Written request: Reproduce every entry below precisely; do not include the pictures.

The input:
+--

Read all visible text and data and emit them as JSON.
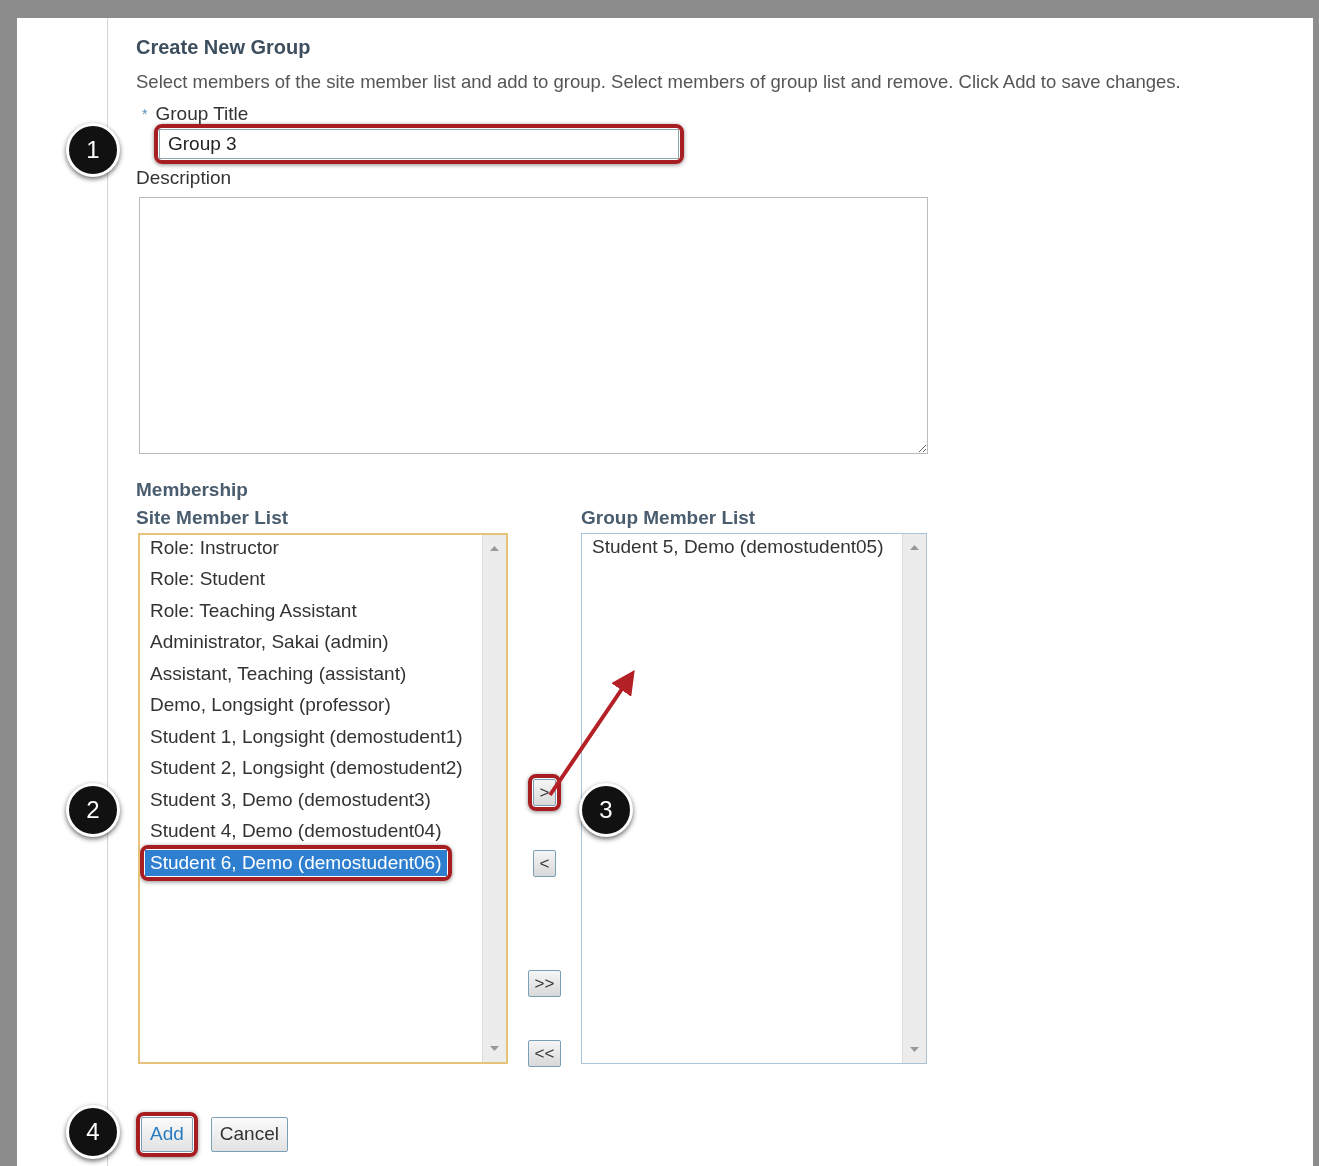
{
  "form": {
    "title": "Create New Group",
    "instructions": "Select members of the site member list and add to group. Select members of group list and remove. Click Add to save changes.",
    "title_field": {
      "required_mark": "*",
      "label": "Group Title",
      "value": "Group 3",
      "highlighted": true
    },
    "description": {
      "label": "Description"
    },
    "membership": {
      "heading": "Membership",
      "site_list": {
        "label": "Site Member List",
        "items": [
          {
            "text": "Role: Instructor",
            "selected": false,
            "highlighted": false
          },
          {
            "text": "Role: Student",
            "selected": false,
            "highlighted": false
          },
          {
            "text": "Role: Teaching Assistant",
            "selected": false,
            "highlighted": false
          },
          {
            "text": "Administrator, Sakai (admin)",
            "selected": false,
            "highlighted": false
          },
          {
            "text": "Assistant, Teaching (assistant)",
            "selected": false,
            "highlighted": false
          },
          {
            "text": "Demo, Longsight (professor)",
            "selected": false,
            "highlighted": false
          },
          {
            "text": "Student 1, Longsight (demostudent1)",
            "selected": false,
            "highlighted": false
          },
          {
            "text": "Student 2, Longsight (demostudent2)",
            "selected": false,
            "highlighted": false
          },
          {
            "text": "Student 3, Demo (demostudent3)",
            "selected": false,
            "highlighted": false
          },
          {
            "text": "Student 4, Demo (demostudent04)",
            "selected": false,
            "highlighted": false
          },
          {
            "text": "Student 6, Demo (demostudent06)",
            "selected": true,
            "highlighted": true
          }
        ]
      },
      "transfer_buttons": [
        {
          "label": ">",
          "highlighted": true
        },
        {
          "label": "<",
          "highlighted": false
        },
        {
          "label": ">>",
          "highlighted": false
        },
        {
          "label": "<<",
          "highlighted": false
        }
      ],
      "group_list": {
        "label": "Group Member List",
        "items": [
          {
            "text": "Student 5, Demo (demostudent05)",
            "selected": false,
            "highlighted": false
          }
        ]
      }
    },
    "buttons": [
      {
        "label": "Add",
        "kind": "primary",
        "highlighted": true
      },
      {
        "label": "Cancel",
        "kind": "secondary",
        "highlighted": false
      }
    ]
  },
  "callouts": [
    "1",
    "2",
    "3",
    "4"
  ]
}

+--

The answer:
Read all visible text and data and emit them as JSON.
{
  "form": {
    "title": "Create New Group",
    "instructions": "Select members of the site member list and add to group. Select members of group list and remove. Click Add to save changes.",
    "title_field": {
      "required_mark": "*",
      "label": "Group Title",
      "value": "Group 3",
      "highlighted": true
    },
    "description": {
      "label": "Description"
    },
    "membership": {
      "heading": "Membership",
      "site_list": {
        "label": "Site Member List",
        "items": [
          {
            "text": "Role: Instructor",
            "selected": false,
            "highlighted": false
          },
          {
            "text": "Role: Student",
            "selected": false,
            "highlighted": false
          },
          {
            "text": "Role: Teaching Assistant",
            "selected": false,
            "highlighted": false
          },
          {
            "text": "Administrator, Sakai (admin)",
            "selected": false,
            "highlighted": false
          },
          {
            "text": "Assistant, Teaching (assistant)",
            "selected": false,
            "highlighted": false
          },
          {
            "text": "Demo, Longsight (professor)",
            "selected": false,
            "highlighted": false
          },
          {
            "text": "Student 1, Longsight (demostudent1)",
            "selected": false,
            "highlighted": false
          },
          {
            "text": "Student 2, Longsight (demostudent2)",
            "selected": false,
            "highlighted": false
          },
          {
            "text": "Student 3, Demo (demostudent3)",
            "selected": false,
            "highlighted": false
          },
          {
            "text": "Student 4, Demo (demostudent04)",
            "selected": false,
            "highlighted": false
          },
          {
            "text": "Student 6, Demo (demostudent06)",
            "selected": true,
            "highlighted": true
          }
        ]
      },
      "transfer_buttons": [
        {
          "label": ">",
          "highlighted": true
        },
        {
          "label": "<",
          "highlighted": false
        },
        {
          "label": ">>",
          "highlighted": false
        },
        {
          "label": "<<",
          "highlighted": false
        }
      ],
      "group_list": {
        "label": "Group Member List",
        "items": [
          {
            "text": "Student 5, Demo (demostudent05)",
            "selected": false,
            "highlighted": false
          }
        ]
      }
    },
    "buttons": [
      {
        "label": "Add",
        "kind": "primary",
        "highlighted": true
      },
      {
        "label": "Cancel",
        "kind": "secondary",
        "highlighted": false
      }
    ]
  },
  "callouts": [
    "1",
    "2",
    "3",
    "4"
  ]
}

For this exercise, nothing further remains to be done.